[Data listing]
<<<<

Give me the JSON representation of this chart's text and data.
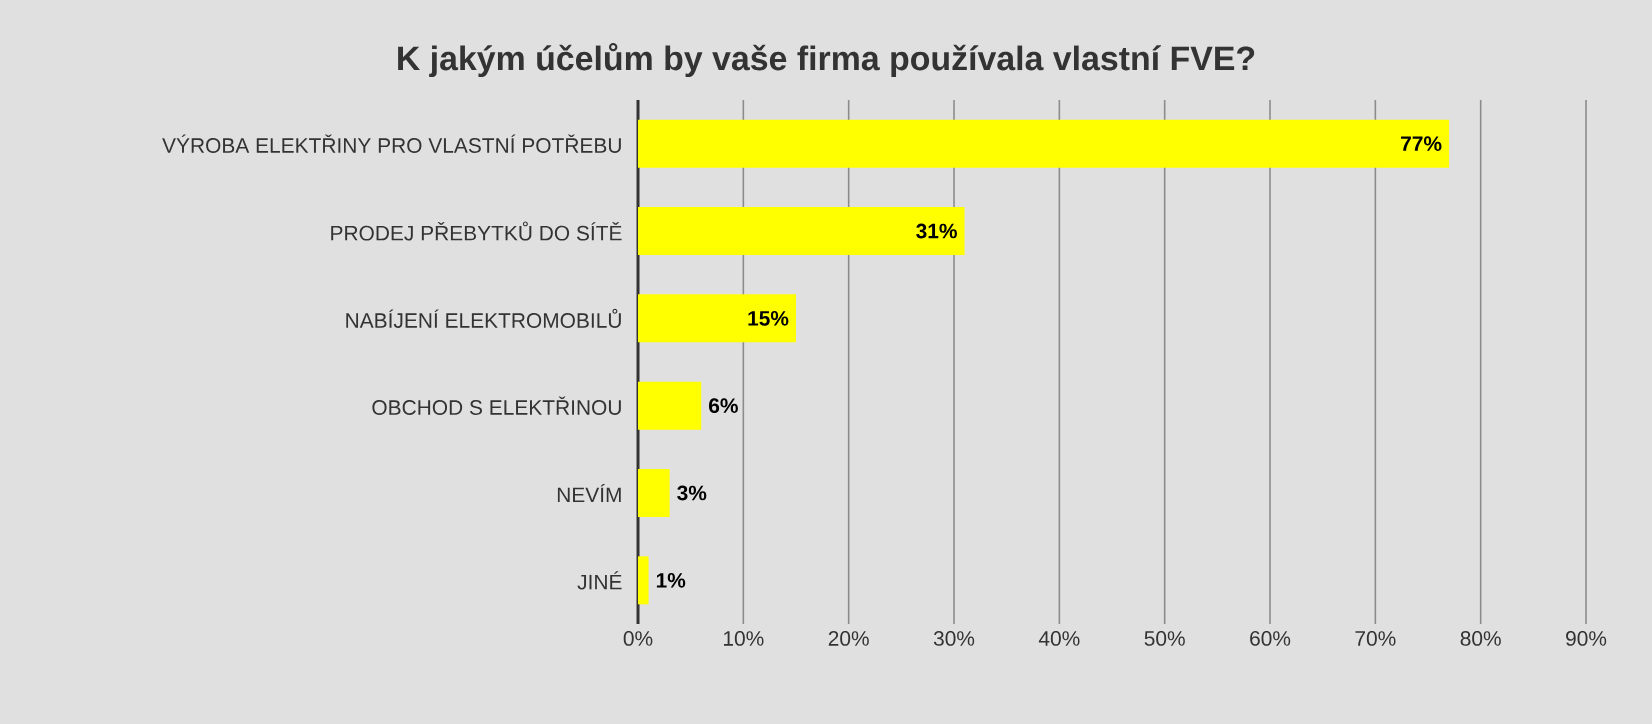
{
  "chart_data": {
    "type": "bar",
    "orientation": "horizontal",
    "title": "K jakým účelům by vaše firma používala vlastní FVE?",
    "categories": [
      "VÝROBA ELEKTŘINY PRO VLASTNÍ POTŘEBU",
      "PRODEJ PŘEBYTKŮ DO SÍTĚ",
      "NABÍJENÍ ELEKTROMOBILŮ",
      "OBCHOD S ELEKTŘINOU",
      "NEVÍM",
      "JINÉ"
    ],
    "values": [
      77,
      31,
      15,
      6,
      3,
      1
    ],
    "value_labels": [
      "77%",
      "31%",
      "15%",
      "6%",
      "3%",
      "1%"
    ],
    "color": "#ffff00",
    "xlim": [
      0,
      90
    ],
    "xticks": [
      {
        "value": 0,
        "label": "0%"
      },
      {
        "value": 10,
        "label": "10%"
      },
      {
        "value": 20,
        "label": "20%"
      },
      {
        "value": 30,
        "label": "30%"
      },
      {
        "value": 40,
        "label": "40%"
      },
      {
        "value": 50,
        "label": "50%"
      },
      {
        "value": 60,
        "label": "60%"
      },
      {
        "value": 70,
        "label": "70%"
      },
      {
        "value": 80,
        "label": "80%"
      },
      {
        "value": 90,
        "label": "90%"
      }
    ],
    "grid": "x"
  }
}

>>>>

## SET EXERCISE
What comes back should match the records exactly, minus any pictures.

## RESPONSE TO THE EXERCISE
Give me the JSON representation of this chart's text and data.
{
  "chart_data": {
    "type": "bar",
    "orientation": "horizontal",
    "title": "K jakým účelům by vaše firma používala vlastní FVE?",
    "categories": [
      "VÝROBA ELEKTŘINY PRO VLASTNÍ POTŘEBU",
      "PRODEJ PŘEBYTKŮ DO SÍTĚ",
      "NABÍJENÍ ELEKTROMOBILŮ",
      "OBCHOD S ELEKTŘINOU",
      "NEVÍM",
      "JINÉ"
    ],
    "values": [
      77,
      31,
      15,
      6,
      3,
      1
    ],
    "value_labels": [
      "77%",
      "31%",
      "15%",
      "6%",
      "3%",
      "1%"
    ],
    "color": "#ffff00",
    "xlim": [
      0,
      90
    ],
    "xticks": [
      {
        "value": 0,
        "label": "0%"
      },
      {
        "value": 10,
        "label": "10%"
      },
      {
        "value": 20,
        "label": "20%"
      },
      {
        "value": 30,
        "label": "30%"
      },
      {
        "value": 40,
        "label": "40%"
      },
      {
        "value": 50,
        "label": "50%"
      },
      {
        "value": 60,
        "label": "60%"
      },
      {
        "value": 70,
        "label": "70%"
      },
      {
        "value": 80,
        "label": "80%"
      },
      {
        "value": 90,
        "label": "90%"
      }
    ],
    "grid": "x"
  }
}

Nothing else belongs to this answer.